Data entries:
■ ■ ■ ■
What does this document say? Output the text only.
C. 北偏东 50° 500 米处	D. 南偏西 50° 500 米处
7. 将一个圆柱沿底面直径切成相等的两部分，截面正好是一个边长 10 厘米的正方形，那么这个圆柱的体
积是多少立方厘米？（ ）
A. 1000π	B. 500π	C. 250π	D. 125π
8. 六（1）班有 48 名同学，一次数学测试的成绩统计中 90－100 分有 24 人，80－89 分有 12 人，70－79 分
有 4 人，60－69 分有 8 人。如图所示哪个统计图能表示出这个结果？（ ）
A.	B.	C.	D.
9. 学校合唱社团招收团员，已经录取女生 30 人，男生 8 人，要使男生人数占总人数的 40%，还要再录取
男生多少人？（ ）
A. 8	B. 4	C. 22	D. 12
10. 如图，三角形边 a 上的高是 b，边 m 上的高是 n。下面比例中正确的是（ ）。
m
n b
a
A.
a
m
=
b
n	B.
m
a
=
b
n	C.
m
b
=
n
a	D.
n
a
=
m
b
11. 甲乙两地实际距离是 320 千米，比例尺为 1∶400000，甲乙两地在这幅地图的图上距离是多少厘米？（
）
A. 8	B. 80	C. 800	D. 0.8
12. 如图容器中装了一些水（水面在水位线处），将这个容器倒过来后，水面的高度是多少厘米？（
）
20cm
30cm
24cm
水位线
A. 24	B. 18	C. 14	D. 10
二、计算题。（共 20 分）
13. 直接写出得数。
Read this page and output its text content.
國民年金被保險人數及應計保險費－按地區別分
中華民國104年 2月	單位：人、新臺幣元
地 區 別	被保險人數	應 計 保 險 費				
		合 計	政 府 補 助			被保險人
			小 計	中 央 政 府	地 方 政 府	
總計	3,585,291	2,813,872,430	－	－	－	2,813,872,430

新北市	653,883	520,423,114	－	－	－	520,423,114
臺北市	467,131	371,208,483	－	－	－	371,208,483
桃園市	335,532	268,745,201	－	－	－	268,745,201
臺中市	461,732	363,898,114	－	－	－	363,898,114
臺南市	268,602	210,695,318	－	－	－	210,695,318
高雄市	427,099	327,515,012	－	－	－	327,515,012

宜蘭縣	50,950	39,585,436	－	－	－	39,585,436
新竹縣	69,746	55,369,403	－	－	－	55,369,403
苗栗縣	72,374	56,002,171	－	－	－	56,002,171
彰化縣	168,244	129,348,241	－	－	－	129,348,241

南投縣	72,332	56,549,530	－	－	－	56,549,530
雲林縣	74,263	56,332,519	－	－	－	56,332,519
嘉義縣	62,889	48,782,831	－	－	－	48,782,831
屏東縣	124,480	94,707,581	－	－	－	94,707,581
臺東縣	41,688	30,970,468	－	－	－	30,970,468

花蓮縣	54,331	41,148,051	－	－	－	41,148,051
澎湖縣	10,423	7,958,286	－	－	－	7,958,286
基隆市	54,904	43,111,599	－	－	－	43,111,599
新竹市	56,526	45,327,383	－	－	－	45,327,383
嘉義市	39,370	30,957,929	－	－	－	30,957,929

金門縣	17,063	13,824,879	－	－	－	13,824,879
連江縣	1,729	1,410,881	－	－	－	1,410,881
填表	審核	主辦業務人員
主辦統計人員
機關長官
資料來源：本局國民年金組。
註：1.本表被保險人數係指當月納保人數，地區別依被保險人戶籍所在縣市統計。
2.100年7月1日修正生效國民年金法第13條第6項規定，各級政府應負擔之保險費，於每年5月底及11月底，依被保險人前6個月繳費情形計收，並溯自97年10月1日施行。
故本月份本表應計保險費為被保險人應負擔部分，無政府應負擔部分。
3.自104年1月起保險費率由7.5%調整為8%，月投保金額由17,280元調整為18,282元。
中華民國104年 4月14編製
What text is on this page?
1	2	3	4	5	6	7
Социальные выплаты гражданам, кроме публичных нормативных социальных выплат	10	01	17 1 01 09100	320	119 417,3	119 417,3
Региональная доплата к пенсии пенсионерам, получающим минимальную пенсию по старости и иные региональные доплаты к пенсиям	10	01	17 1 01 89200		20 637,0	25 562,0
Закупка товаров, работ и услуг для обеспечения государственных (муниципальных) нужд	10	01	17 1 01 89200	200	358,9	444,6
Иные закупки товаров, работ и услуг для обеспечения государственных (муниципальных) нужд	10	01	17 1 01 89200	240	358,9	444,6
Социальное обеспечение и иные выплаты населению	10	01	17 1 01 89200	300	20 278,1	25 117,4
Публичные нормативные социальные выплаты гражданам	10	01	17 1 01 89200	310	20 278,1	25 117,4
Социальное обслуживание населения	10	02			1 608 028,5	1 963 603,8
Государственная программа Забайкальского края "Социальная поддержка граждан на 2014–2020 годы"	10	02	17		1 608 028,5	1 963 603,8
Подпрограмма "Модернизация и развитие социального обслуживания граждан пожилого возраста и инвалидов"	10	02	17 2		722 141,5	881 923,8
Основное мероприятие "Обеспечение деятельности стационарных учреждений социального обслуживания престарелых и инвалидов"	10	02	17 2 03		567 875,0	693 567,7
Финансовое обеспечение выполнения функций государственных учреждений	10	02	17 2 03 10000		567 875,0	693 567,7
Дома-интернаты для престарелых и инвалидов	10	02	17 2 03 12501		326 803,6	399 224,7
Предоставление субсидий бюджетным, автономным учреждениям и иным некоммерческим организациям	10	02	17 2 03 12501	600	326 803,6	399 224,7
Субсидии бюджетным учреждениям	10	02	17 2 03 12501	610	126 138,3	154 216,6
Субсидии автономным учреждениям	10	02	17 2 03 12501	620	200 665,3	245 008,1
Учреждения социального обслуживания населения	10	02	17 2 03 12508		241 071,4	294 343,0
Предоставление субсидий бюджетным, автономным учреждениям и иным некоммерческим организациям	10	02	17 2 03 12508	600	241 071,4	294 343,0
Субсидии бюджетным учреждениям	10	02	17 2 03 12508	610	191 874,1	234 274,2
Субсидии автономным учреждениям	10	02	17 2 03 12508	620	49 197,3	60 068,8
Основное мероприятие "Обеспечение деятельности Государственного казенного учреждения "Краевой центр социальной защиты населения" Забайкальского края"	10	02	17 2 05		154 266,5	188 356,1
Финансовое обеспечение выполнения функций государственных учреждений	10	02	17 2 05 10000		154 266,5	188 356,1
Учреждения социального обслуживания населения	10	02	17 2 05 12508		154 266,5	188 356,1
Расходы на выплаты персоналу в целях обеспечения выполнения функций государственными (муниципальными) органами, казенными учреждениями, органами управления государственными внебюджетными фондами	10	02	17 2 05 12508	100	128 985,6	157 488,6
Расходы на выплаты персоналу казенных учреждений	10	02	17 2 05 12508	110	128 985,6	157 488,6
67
■ ■ ■ ■
Task requirements:
From the data above, extract every line in its exact form.

In response:
What does this document say? Output the text only.
C. 北偏东 50° 500 米处	D. 南偏西 50° 500 米处
7. 将一个圆柱沿底面直径切成相等的两部分，截面正好是一个边长 10 厘米的正方形，那么这个圆柱的体
积是多少立方厘米？（ ）
A. 1000π	B. 500π	C. 250π	D. 125π
8. 六（1）班有 48 名同学，一次数学测试的成绩统计中 90－100 分有 24 人，80－89 分有 12 人，70－79 分
有 4 人，60－69 分有 8 人。如图所示哪个统计图能表示出这个结果？（ ）
A.	B.	C.	D.
9. 学校合唱社团招收团员，已经录取女生 30 人，男生 8 人，要使男生人数占总人数的 40%，还要再录取
男生多少人？（ ）
A. 8	B. 4	C. 22	D. 12
10. 如图，三角形边 a 上的高是 b，边 m 上的高是 n。下面比例中正确的是（ ）。
m
n b
a
A.
a
m
=
b
n	B.
m
a
=
b
n	C.
m
b
=
n
a	D.
n
a
=
m
b
11. 甲乙两地实际距离是 320 千米，比例尺为 1∶400000，甲乙两地在这幅地图的图上距离是多少厘米？（
）
A. 8	B. 80	C. 800	D. 0.8
12. 如图容器中装了一些水（水面在水位线处），将这个容器倒过来后，水面的高度是多少厘米？（
）
20cm
30cm
24cm
水位线
A. 24	B. 18	C. 14	D. 10
二、计算题。（共 20 分）
13. 直接写出得数。
Read this page and output its text content.
國民年金被保險人數及應計保險費－按地區別分
中華民國104年 2月	單位：人、新臺幣元
地 區 別	被保險人數	應 計 保 險 費				
		合 計	政 府 補 助			被保險人
			小 計	中 央 政 府	地 方 政 府	
總計	3,585,291	2,813,872,430	－	－	－	2,813,872,430

新北市	653,883	520,423,114	－	－	－	520,423,114
臺北市	467,131	371,208,483	－	－	－	371,208,483
桃園市	335,532	268,745,201	－	－	－	268,745,201
臺中市	461,732	363,898,114	－	－	－	363,898,114
臺南市	268,602	210,695,318	－	－	－	210,695,318
高雄市	427,099	327,515,012	－	－	－	327,515,012

宜蘭縣	50,950	39,585,436	－	－	－	39,585,436
新竹縣	69,746	55,369,403	－	－	－	55,369,403
苗栗縣	72,374	56,002,171	－	－	－	56,002,171
彰化縣	168,244	129,348,241	－	－	－	129,348,241

南投縣	72,332	56,549,530	－	－	－	56,549,530
雲林縣	74,263	56,332,519	－	－	－	56,332,519
嘉義縣	62,889	48,782,831	－	－	－	48,782,831
屏東縣	124,480	94,707,581	－	－	－	94,707,581
臺東縣	41,688	30,970,468	－	－	－	30,970,468

花蓮縣	54,331	41,148,051	－	－	－	41,148,051
澎湖縣	10,423	7,958,286	－	－	－	7,958,286
基隆市	54,904	43,111,599	－	－	－	43,111,599
新竹市	56,526	45,327,383	－	－	－	45,327,383
嘉義市	39,370	30,957,929	－	－	－	30,957,929

金門縣	17,063	13,824,879	－	－	－	13,824,879
連江縣	1,729	1,410,881	－	－	－	1,410,881
填表	審核	主辦業務人員
主辦統計人員
機關長官
資料來源：本局國民年金組。
註：1.本表被保險人數係指當月納保人數，地區別依被保險人戶籍所在縣市統計。
2.100年7月1日修正生效國民年金法第13條第6項規定，各級政府應負擔之保險費，於每年5月底及11月底，依被保險人前6個月繳費情形計收，並溯自97年10月1日施行。
故本月份本表應計保險費為被保險人應負擔部分，無政府應負擔部分。
3.自104年1月起保險費率由7.5%調整為8%，月投保金額由17,280元調整為18,282元。
中華民國104年 4月14編製
What text is on this page?
1	2	3	4	5	6	7
Социальные выплаты гражданам, кроме публичных нормативных социальных выплат	10	01	17 1 01 09100	320	119 417,3	119 417,3
Региональная доплата к пенсии пенсионерам, получающим минимальную пенсию по старости и иные региональные доплаты к пенсиям	10	01	17 1 01 89200		20 637,0	25 562,0
Закупка товаров, работ и услуг для обеспечения государственных (муниципальных) нужд	10	01	17 1 01 89200	200	358,9	444,6
Иные закупки товаров, работ и услуг для обеспечения государственных (муниципальных) нужд	10	01	17 1 01 89200	240	358,9	444,6
Социальное обеспечение и иные выплаты населению	10	01	17 1 01 89200	300	20 278,1	25 117,4
Публичные нормативные социальные выплаты гражданам	10	01	17 1 01 89200	310	20 278,1	25 117,4
Социальное обслуживание населения	10	02			1 608 028,5	1 963 603,8
Государственная программа Забайкальского края "Социальная поддержка граждан на 2014–2020 годы"	10	02	17		1 608 028,5	1 963 603,8
Подпрограмма "Модернизация и развитие социального обслуживания граждан пожилого возраста и инвалидов"	10	02	17 2		722 141,5	881 923,8
Основное мероприятие "Обеспечение деятельности стационарных учреждений социального обслуживания престарелых и инвалидов"	10	02	17 2 03		567 875,0	693 567,7
Финансовое обеспечение выполнения функций государственных учреждений	10	02	17 2 03 10000		567 875,0	693 567,7
Дома-интернаты для престарелых и инвалидов	10	02	17 2 03 12501		326 803,6	399 224,7
Предоставление субсидий бюджетным, автономным учреждениям и иным некоммерческим организациям	10	02	17 2 03 12501	600	326 803,6	399 224,7
Субсидии бюджетным учреждениям	10	02	17 2 03 12501	610	126 138,3	154 216,6
Субсидии автономным учреждениям	10	02	17 2 03 12501	620	200 665,3	245 008,1
Учреждения социального обслуживания населения	10	02	17 2 03 12508		241 071,4	294 343,0
Предоставление субсидий бюджетным, автономным учреждениям и иным некоммерческим организациям	10	02	17 2 03 12508	600	241 071,4	294 343,0
Субсидии бюджетным учреждениям	10	02	17 2 03 12508	610	191 874,1	234 274,2
Субсидии автономным учреждениям	10	02	17 2 03 12508	620	49 197,3	60 068,8
Основное мероприятие "Обеспечение деятельности Государственного казенного учреждения "Краевой центр социальной защиты населения" Забайкальского края"	10	02	17 2 05		154 266,5	188 356,1
Финансовое обеспечение выполнения функций государственных учреждений	10	02	17 2 05 10000		154 266,5	188 356,1
Учреждения социального обслуживания населения	10	02	17 2 05 12508		154 266,5	188 356,1
Расходы на выплаты персоналу в целях обеспечения выполнения функций государственными (муниципальными) органами, казенными учреждениями, органами управления государственными внебюджетными фондами	10	02	17 2 05 12508	100	128 985,6	157 488,6
Расходы на выплаты персоналу казенных учреждений	10	02	17 2 05 12508	110	128 985,6	157 488,6
67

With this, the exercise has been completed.